▶ _GIVEN EXERCISE_: Restate the entries below word for word, omitting nothing.

▶ _MATERIALS PROVIDED_:
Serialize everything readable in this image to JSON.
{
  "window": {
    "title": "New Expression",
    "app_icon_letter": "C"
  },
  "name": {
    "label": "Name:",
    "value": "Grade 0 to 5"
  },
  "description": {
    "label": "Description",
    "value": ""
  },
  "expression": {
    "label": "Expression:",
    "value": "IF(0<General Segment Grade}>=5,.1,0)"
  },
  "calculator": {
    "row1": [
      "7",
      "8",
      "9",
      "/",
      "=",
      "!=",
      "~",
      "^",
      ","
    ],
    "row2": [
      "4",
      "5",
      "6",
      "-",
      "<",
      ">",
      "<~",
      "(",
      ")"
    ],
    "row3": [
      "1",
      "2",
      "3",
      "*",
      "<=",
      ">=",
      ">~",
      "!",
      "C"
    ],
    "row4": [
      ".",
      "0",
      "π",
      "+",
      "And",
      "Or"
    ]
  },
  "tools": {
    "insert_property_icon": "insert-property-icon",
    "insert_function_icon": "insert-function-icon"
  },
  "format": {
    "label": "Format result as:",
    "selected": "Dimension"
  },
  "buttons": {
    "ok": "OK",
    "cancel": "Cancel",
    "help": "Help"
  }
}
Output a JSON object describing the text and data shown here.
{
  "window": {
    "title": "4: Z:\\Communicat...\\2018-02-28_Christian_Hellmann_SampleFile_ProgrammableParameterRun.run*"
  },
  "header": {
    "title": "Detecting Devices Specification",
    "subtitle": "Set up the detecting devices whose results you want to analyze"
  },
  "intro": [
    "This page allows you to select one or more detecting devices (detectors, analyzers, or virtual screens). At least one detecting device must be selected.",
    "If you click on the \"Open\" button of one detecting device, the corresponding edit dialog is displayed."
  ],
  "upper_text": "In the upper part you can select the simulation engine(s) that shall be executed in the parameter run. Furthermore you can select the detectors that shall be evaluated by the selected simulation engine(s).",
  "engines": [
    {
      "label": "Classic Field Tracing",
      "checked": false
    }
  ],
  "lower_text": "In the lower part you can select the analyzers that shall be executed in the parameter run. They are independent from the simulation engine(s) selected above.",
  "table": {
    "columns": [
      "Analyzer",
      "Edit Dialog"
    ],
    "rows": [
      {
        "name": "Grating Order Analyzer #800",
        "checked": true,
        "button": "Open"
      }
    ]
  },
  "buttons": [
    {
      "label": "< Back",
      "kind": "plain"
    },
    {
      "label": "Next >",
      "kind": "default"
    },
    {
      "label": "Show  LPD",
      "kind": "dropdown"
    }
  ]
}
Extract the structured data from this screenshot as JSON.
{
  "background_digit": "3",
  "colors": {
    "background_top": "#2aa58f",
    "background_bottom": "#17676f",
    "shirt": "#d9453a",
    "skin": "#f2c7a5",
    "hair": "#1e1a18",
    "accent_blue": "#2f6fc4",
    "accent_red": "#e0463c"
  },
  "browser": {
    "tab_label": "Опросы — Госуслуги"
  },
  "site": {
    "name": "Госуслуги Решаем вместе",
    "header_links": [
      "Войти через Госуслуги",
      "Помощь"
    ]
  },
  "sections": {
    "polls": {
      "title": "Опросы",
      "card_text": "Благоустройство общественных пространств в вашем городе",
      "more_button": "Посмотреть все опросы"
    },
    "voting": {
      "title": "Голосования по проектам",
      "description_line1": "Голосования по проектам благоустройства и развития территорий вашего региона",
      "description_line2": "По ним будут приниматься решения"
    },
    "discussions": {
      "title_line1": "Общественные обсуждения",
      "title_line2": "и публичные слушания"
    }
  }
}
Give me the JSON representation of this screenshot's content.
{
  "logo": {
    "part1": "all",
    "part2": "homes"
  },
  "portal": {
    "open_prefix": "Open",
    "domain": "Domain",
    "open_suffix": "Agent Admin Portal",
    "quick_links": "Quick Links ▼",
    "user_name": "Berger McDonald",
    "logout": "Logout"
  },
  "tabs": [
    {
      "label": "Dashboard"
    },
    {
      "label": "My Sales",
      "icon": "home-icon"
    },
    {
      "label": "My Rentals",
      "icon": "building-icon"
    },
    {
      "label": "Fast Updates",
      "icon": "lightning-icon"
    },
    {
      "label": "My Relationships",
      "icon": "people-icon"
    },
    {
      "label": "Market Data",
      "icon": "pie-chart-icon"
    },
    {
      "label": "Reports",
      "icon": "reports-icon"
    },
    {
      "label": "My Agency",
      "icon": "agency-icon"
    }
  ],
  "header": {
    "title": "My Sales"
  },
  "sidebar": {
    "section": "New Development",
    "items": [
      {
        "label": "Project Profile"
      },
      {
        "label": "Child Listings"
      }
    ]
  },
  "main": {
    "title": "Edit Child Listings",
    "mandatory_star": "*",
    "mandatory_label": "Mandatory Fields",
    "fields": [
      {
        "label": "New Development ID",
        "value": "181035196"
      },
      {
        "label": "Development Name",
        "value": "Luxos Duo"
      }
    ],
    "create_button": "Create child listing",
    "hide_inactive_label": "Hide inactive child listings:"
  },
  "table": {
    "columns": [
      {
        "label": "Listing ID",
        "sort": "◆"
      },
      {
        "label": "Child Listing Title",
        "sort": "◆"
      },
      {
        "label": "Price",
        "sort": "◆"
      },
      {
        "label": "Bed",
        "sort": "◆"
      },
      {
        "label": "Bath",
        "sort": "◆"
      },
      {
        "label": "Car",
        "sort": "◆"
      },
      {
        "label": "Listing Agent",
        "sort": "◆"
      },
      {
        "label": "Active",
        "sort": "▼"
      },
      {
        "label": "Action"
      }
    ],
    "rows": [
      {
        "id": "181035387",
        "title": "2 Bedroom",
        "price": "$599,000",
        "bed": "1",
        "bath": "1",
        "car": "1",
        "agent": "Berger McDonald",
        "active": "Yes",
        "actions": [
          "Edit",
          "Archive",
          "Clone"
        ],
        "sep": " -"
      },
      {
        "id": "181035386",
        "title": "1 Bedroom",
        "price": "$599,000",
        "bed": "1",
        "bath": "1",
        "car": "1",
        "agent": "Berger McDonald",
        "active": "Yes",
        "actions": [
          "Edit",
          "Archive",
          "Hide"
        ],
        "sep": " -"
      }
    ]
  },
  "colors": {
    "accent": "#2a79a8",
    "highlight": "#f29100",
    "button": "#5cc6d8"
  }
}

▶ _EXERCISE OUTPUT_:
Serialize everything readable in this image to JSON.
{
  "window": {
    "title": "New Expression",
    "app_icon_letter": "C"
  },
  "name": {
    "label": "Name:",
    "value": "Grade 0 to 5"
  },
  "description": {
    "label": "Description",
    "value": ""
  },
  "expression": {
    "label": "Expression:",
    "value": "IF(0<General Segment Grade}>=5,.1,0)"
  },
  "calculator": {
    "row1": [
      "7",
      "8",
      "9",
      "/",
      "=",
      "!=",
      "~",
      "^",
      ","
    ],
    "row2": [
      "4",
      "5",
      "6",
      "-",
      "<",
      ">",
      "<~",
      "(",
      ")"
    ],
    "row3": [
      "1",
      "2",
      "3",
      "*",
      "<=",
      ">=",
      ">~",
      "!",
      "C"
    ],
    "row4": [
      ".",
      "0",
      "π",
      "+",
      "And",
      "Or"
    ]
  },
  "tools": {
    "insert_property_icon": "insert-property-icon",
    "insert_function_icon": "insert-function-icon"
  },
  "format": {
    "label": "Format result as:",
    "selected": "Dimension"
  },
  "buttons": {
    "ok": "OK",
    "cancel": "Cancel",
    "help": "Help"
  }
}
Output a JSON object describing the text and data shown here.
{
  "window": {
    "title": "4: Z:\\Communicat...\\2018-02-28_Christian_Hellmann_SampleFile_ProgrammableParameterRun.run*"
  },
  "header": {
    "title": "Detecting Devices Specification",
    "subtitle": "Set up the detecting devices whose results you want to analyze"
  },
  "intro": [
    "This page allows you to select one or more detecting devices (detectors, analyzers, or virtual screens). At least one detecting device must be selected.",
    "If you click on the \"Open\" button of one detecting device, the corresponding edit dialog is displayed."
  ],
  "upper_text": "In the upper part you can select the simulation engine(s) that shall be executed in the parameter run. Furthermore you can select the detectors that shall be evaluated by the selected simulation engine(s).",
  "engines": [
    {
      "label": "Classic Field Tracing",
      "checked": false
    }
  ],
  "lower_text": "In the lower part you can select the analyzers that shall be executed in the parameter run. They are independent from the simulation engine(s) selected above.",
  "table": {
    "columns": [
      "Analyzer",
      "Edit Dialog"
    ],
    "rows": [
      {
        "name": "Grating Order Analyzer #800",
        "checked": true,
        "button": "Open"
      }
    ]
  },
  "buttons": [
    {
      "label": "< Back",
      "kind": "plain"
    },
    {
      "label": "Next >",
      "kind": "default"
    },
    {
      "label": "Show  LPD",
      "kind": "dropdown"
    }
  ]
}
Extract the structured data from this screenshot as JSON.
{
  "background_digit": "3",
  "colors": {
    "background_top": "#2aa58f",
    "background_bottom": "#17676f",
    "shirt": "#d9453a",
    "skin": "#f2c7a5",
    "hair": "#1e1a18",
    "accent_blue": "#2f6fc4",
    "accent_red": "#e0463c"
  },
  "browser": {
    "tab_label": "Опросы — Госуслуги"
  },
  "site": {
    "name": "Госуслуги Решаем вместе",
    "header_links": [
      "Войти через Госуслуги",
      "Помощь"
    ]
  },
  "sections": {
    "polls": {
      "title": "Опросы",
      "card_text": "Благоустройство общественных пространств в вашем городе",
      "more_button": "Посмотреть все опросы"
    },
    "voting": {
      "title": "Голосования по проектам",
      "description_line1": "Голосования по проектам благоустройства и развития территорий вашего региона",
      "description_line2": "По ним будут приниматься решения"
    },
    "discussions": {
      "title_line1": "Общественные обсуждения",
      "title_line2": "и публичные слушания"
    }
  }
}
Give me the JSON representation of this screenshot's content.
{
  "logo": {
    "part1": "all",
    "part2": "homes"
  },
  "portal": {
    "open_prefix": "Open",
    "domain": "Domain",
    "open_suffix": "Agent Admin Portal",
    "quick_links": "Quick Links ▼",
    "user_name": "Berger McDonald",
    "logout": "Logout"
  },
  "tabs": [
    {
      "label": "Dashboard"
    },
    {
      "label": "My Sales",
      "icon": "home-icon"
    },
    {
      "label": "My Rentals",
      "icon": "building-icon"
    },
    {
      "label": "Fast Updates",
      "icon": "lightning-icon"
    },
    {
      "label": "My Relationships",
      "icon": "people-icon"
    },
    {
      "label": "Market Data",
      "icon": "pie-chart-icon"
    },
    {
      "label": "Reports",
      "icon": "reports-icon"
    },
    {
      "label": "My Agency",
      "icon": "agency-icon"
    }
  ],
  "header": {
    "title": "My Sales"
  },
  "sidebar": {
    "section": "New Development",
    "items": [
      {
        "label": "Project Profile"
      },
      {
        "label": "Child Listings"
      }
    ]
  },
  "main": {
    "title": "Edit Child Listings",
    "mandatory_star": "*",
    "mandatory_label": "Mandatory Fields",
    "fields": [
      {
        "label": "New Development ID",
        "value": "181035196"
      },
      {
        "label": "Development Name",
        "value": "Luxos Duo"
      }
    ],
    "create_button": "Create child listing",
    "hide_inactive_label": "Hide inactive child listings:"
  },
  "table": {
    "columns": [
      {
        "label": "Listing ID",
        "sort": "◆"
      },
      {
        "label": "Child Listing Title",
        "sort": "◆"
      },
      {
        "label": "Price",
        "sort": "◆"
      },
      {
        "label": "Bed",
        "sort": "◆"
      },
      {
        "label": "Bath",
        "sort": "◆"
      },
      {
        "label": "Car",
        "sort": "◆"
      },
      {
        "label": "Listing Agent",
        "sort": "◆"
      },
      {
        "label": "Active",
        "sort": "▼"
      },
      {
        "label": "Action"
      }
    ],
    "rows": [
      {
        "id": "181035387",
        "title": "2 Bedroom",
        "price": "$599,000",
        "bed": "1",
        "bath": "1",
        "car": "1",
        "agent": "Berger McDonald",
        "active": "Yes",
        "actions": [
          "Edit",
          "Archive",
          "Clone"
        ],
        "sep": " -"
      },
      {
        "id": "181035386",
        "title": "1 Bedroom",
        "price": "$599,000",
        "bed": "1",
        "bath": "1",
        "car": "1",
        "agent": "Berger McDonald",
        "active": "Yes",
        "actions": [
          "Edit",
          "Archive",
          "Hide"
        ],
        "sep": " -"
      }
    ]
  },
  "colors": {
    "accent": "#2a79a8",
    "highlight": "#f29100",
    "button": "#5cc6d8"
  }
}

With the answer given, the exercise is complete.